-- WHAT YOU SHOULD DO --
Identify the lines that contain the string "JSON" and copy all of them.

(Records from a collection)
* BEGIN *
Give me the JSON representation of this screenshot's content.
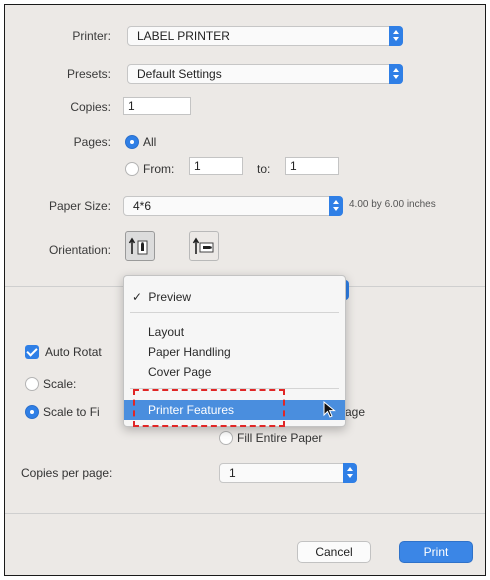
{
  "printer": {
    "label": "Printer:",
    "value": "LABEL PRINTER"
  },
  "presets": {
    "label": "Presets:",
    "value": "Default Settings"
  },
  "copies": {
    "label": "Copies:",
    "value": "1"
  },
  "pages": {
    "label": "Pages:",
    "all_label": "All",
    "from_label": "From:",
    "from_value": "1",
    "to_label": "to:",
    "to_value": "1",
    "selected": "All"
  },
  "paper_size": {
    "label": "Paper Size:",
    "value": "4*6",
    "dimensions": "4.00 by 6.00 inches"
  },
  "orientation": {
    "label": "Orientation:",
    "selected": "portrait"
  },
  "panel_menu": {
    "selected": "Preview",
    "items": [
      "Preview",
      "Layout",
      "Paper Handling",
      "Cover Page",
      "Printer Features"
    ],
    "highlighted": "Printer Features",
    "check_glyph": "✓"
  },
  "preview_options": {
    "auto_rotate_label": "Auto Rotat",
    "auto_rotate_checked": true,
    "scale_label": "Scale:",
    "scale_to_fit_label": "Scale to Fi",
    "print_entire_label": "age",
    "fill_entire_label": "Fill Entire Paper"
  },
  "copies_per_page": {
    "label": "Copies per page:",
    "value": "1"
  },
  "buttons": {
    "cancel": "Cancel",
    "print": "Print"
  },
  "colors": {
    "accent": "#2f7fe6",
    "highlight": "#4a8ede",
    "annotation": "#e02626"
  }
}
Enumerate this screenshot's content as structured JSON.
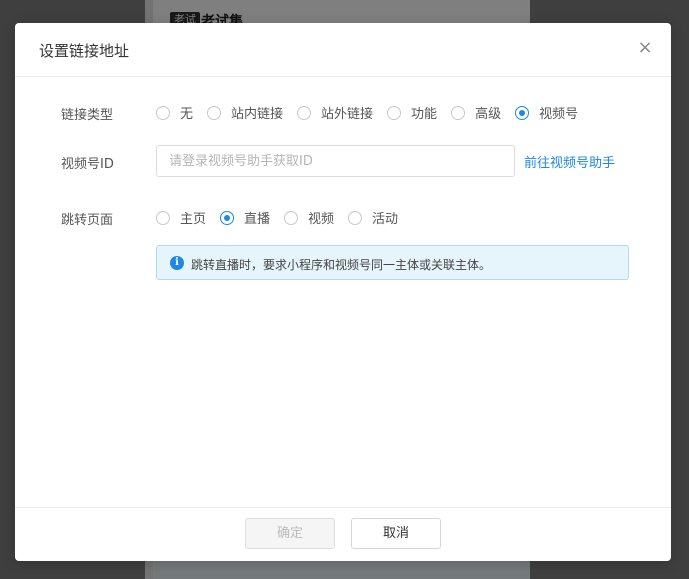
{
  "background": {
    "tag": "老试",
    "title": "老试集"
  },
  "dialog": {
    "title": "设置链接地址",
    "close_icon": "×"
  },
  "link_type": {
    "label": "链接类型",
    "options": [
      "无",
      "站内链接",
      "站外链接",
      "功能",
      "高级",
      "视频号"
    ],
    "selected": "视频号"
  },
  "channel_id": {
    "label": "视频号ID",
    "value": "",
    "placeholder": "请登录视频号助手获取ID",
    "link": "前往视频号助手"
  },
  "jump_page": {
    "label": "跳转页面",
    "options": [
      "主页",
      "直播",
      "视频",
      "活动"
    ],
    "selected": "直播"
  },
  "info": {
    "icon": "info-icon",
    "icon_glyph": "i",
    "text": "跳转直播时，要求小程序和视频号同一主体或关联主体。"
  },
  "footer": {
    "ok_label": "确定",
    "cancel_label": "取消"
  },
  "colors": {
    "accent": "#1e88e5",
    "info_bg": "#e6f5fc",
    "info_border": "#a9dcf5"
  }
}
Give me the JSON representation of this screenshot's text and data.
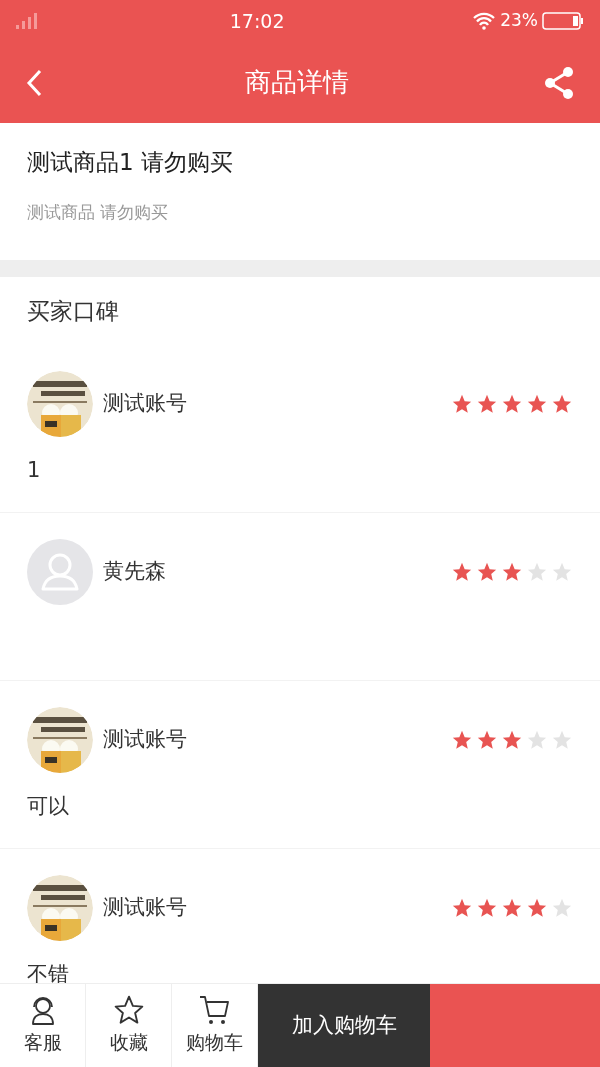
{
  "status_bar": {
    "time": "17:02",
    "battery": "23%"
  },
  "nav": {
    "title": "商品详情"
  },
  "product": {
    "name": "测试商品1 请勿购买",
    "subtitle": "测试商品 请勿购买"
  },
  "reviews_section": {
    "title": "买家口碑"
  },
  "reviews": [
    {
      "user": "测试账号",
      "stars": 5,
      "text": "1"
    },
    {
      "avatar": {
        "kind": "default"
      },
      "user": "黄先森",
      "stars": 3
    },
    {
      "user": "测试账号",
      "stars": 3,
      "text": "可以"
    },
    {
      "user": "测试账号",
      "stars": 4,
      "text": "不错"
    }
  ],
  "bottom_bar": {
    "tabs": [
      {
        "label": "客服",
        "kind": "service"
      },
      {
        "label": "收藏",
        "kind": "favorite"
      },
      {
        "label": "购物车",
        "kind": "cart"
      }
    ],
    "add_to_cart": "加入购物车"
  }
}
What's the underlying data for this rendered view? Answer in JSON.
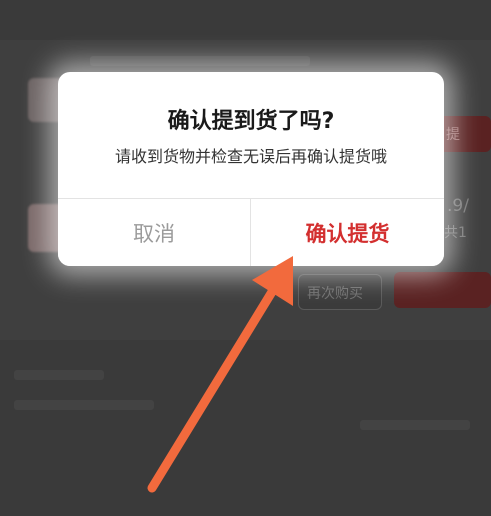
{
  "colors": {
    "confirm_text": "#d32f2f",
    "cancel_text": "#9b9b9b",
    "annotation_arrow": "#f26a3d",
    "overlay": "#2f2f2f"
  },
  "dialog": {
    "title": "确认提到货了吗?",
    "message": "请收到货物并检查无误后再确认提货哦",
    "cancel_label": "取消",
    "confirm_label": "确认提货"
  },
  "background": {
    "price_fragment": ".9/",
    "count_fragment": "共1",
    "red_button_fragment": "提",
    "grey_button_fragment": "再次购买"
  },
  "annotation": {
    "icon": "arrow-pointing-up-right"
  }
}
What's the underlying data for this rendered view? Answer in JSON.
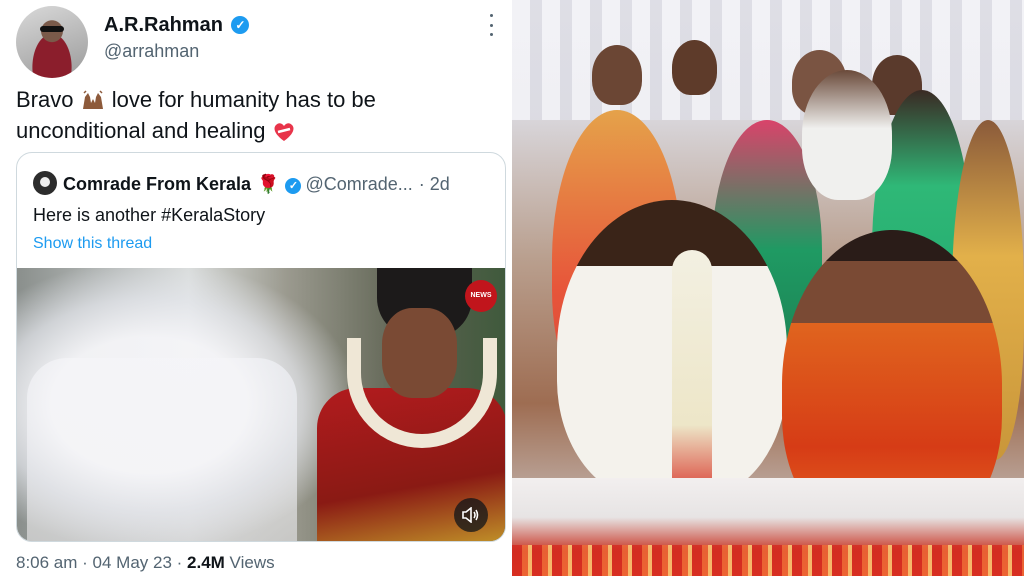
{
  "tweet": {
    "author_name": "A.R.Rahman",
    "author_handle": "@arrahman",
    "text_line1": "Bravo",
    "text_line1b": " love for humanity has to be",
    "text_line2": "unconditional and healing",
    "quote": {
      "name": "Comrade From Kerala",
      "handle": "@Comrade...",
      "dot_time": "· 2d",
      "text": "Here is another #KeralaStory",
      "show_thread": "Show this thread",
      "badge": "NEWS"
    },
    "timestamp": "8:06 am · 04 May 23 · ",
    "views_count": "2.4M",
    "views_label": " Views"
  },
  "icons": {
    "verified": "verified-badge-icon",
    "more": "more-options-icon",
    "rose": "rose-emoji-icon",
    "hands": "raising-hands-emoji-icon",
    "heart": "mending-heart-emoji-icon",
    "volume": "volume-icon"
  },
  "colors": {
    "accent": "#1d9bf0",
    "text": "#0f1419",
    "muted": "#536471",
    "border": "#cfd9de"
  }
}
* END *
-- RESPONSE BELOW --
Give me the JSON representation of this screenshot's content.
Enumerate this screenshot's content as structured JSON.
Give me the JSON representation of this screenshot's text and data.
What's the underlying data for this rendered view? Answer in JSON.
What's the underlying data for this rendered view? Answer in JSON.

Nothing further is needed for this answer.